╭─ Page excerpt
It’s also turned into a reunion of sorts. The third year we had the retreat, the theme was ‘Sisters in Christ’ and the opening skit was a sight gag featuring a choir dressed as nuns singing the ‘Sisters” song from the movie White Christmas. I’m not sure we’ve ever been able to top that moment. But from that year came the habit of inviting your sister to come with you and some of the sisters and best friends are now so much a part of the weekend that I would really miss them if they didn’t come. It’s the only time of the year we see Nancy’s friend Tina or Kat’s sister, Patty. We even have women like Renee who’ve moved away and come back for that one weekend. It’s just like a family reunion of women.

Some of these women are especially cherished. Now “cherished” is a female word. I seriously doubt that men use this word very much. One of the dearest women God ever created was able to come and spend some time with us. She moved away from Garland years ago but stayed in touch through friends. Once in a while she and her husband would show up at Christmas or special events. Then her husband died and then she started showing signs of forgetfulness and frailty. So when we heard that her daughter would be able to bring her for the day everyone was thrilled. But the daughter couldn’t stay so two of our other dearest ladies stationed themselves on either side of Dorothy like guards. She didn’t take a step or meet a face without those two there to help her. That gentle and loving touch is what makes being alive and growing old such a special journey. These women know each other well. Some we grew up knowing or have known a time that spans a generation. Our lives would be empty without them. Others, we’ve just met but the weekend provides an atmosphere of such trust that they are instant friends. There is unconditional love. When we needed to light candles for an impromptu Taize worship service Saturday night we knew each other well enough to instantly identify the three women at the retreat who smoke. As one of them handed me the lighter she told me we didn’t have to run back to return it. “See? Sometimes you need the smokers, don’t you?” As much as we worry about each other’s health we try not to be bossy about it.

I am the generation who span the gap between the time before and after women’s liberation. When I was in my twenties the women’s sewing circles of the church were the only established place a women could flex her management skills. Women couldn’t be elders or deacons or pastors until the 1950’s. The administration and management of even the churches were void of women. So we used the circles to exercise these gifts. We created an administrative hierarchy and started building events that weren’t just fun and informative--they gave us a chance to exercise our management skills. Nowadays, it’s harder to get women active in circle because they all work during the day and are bone-tired at night when they get home and manage the family. My congregation doesn’t have a very active circle culture. Instead, we put all our energy into this one weekend a year.

Our men have come to Camp Gilmont for their own retreat for a few years now but, as you might expect, their retreat is nothing like ours. I’m don’t know what all they do because my man doesn’t tell me. I probably don’t want to know. Certainly they don’t award gift bags of coasters and chocolates to each other. The men go to Gilmont to work on the camp facilities. They use the time for work. Only because I’m married to one of these bubbas do I know the weekend exists but not much more. Bubbas, at least my bubba, don’t run off at the mouth about their feelings and experiences the way women do. And that’s why you are reading a blog written by a woman and not by a man.
╰─
╭─ Given material
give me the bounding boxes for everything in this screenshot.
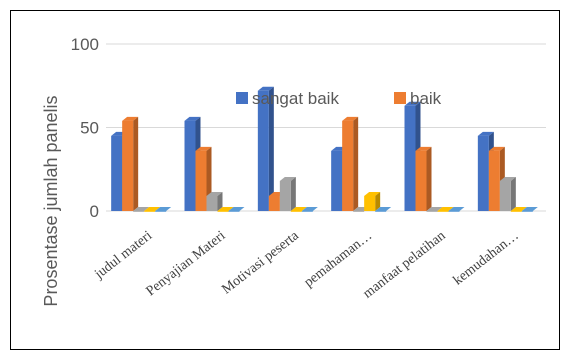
╰─
_Task goal:_
Retype the portion of the women's retreat blog post starting with "Our men have" and going on through "not by a man.".

_Finished answer:_
Our men have come to Camp Gilmont for their own retreat for a few years now but, as you might expect, their retreat is nothing like ours. I’m don’t know what all they do because my man doesn’t tell me. I probably don’t want to know. Certainly they don’t award gift bags of coasters and chocolates to each other. The men go to Gilmont to work on the camp facilities. They use the time for work. Only because I’m married to one of these bubbas do I know the weekend exists but not much more. Bubbas, at least my bubba, don’t run off at the mouth about their feelings and experiences the way women do. And that’s why you are reading a blog written by a woman and not by a man.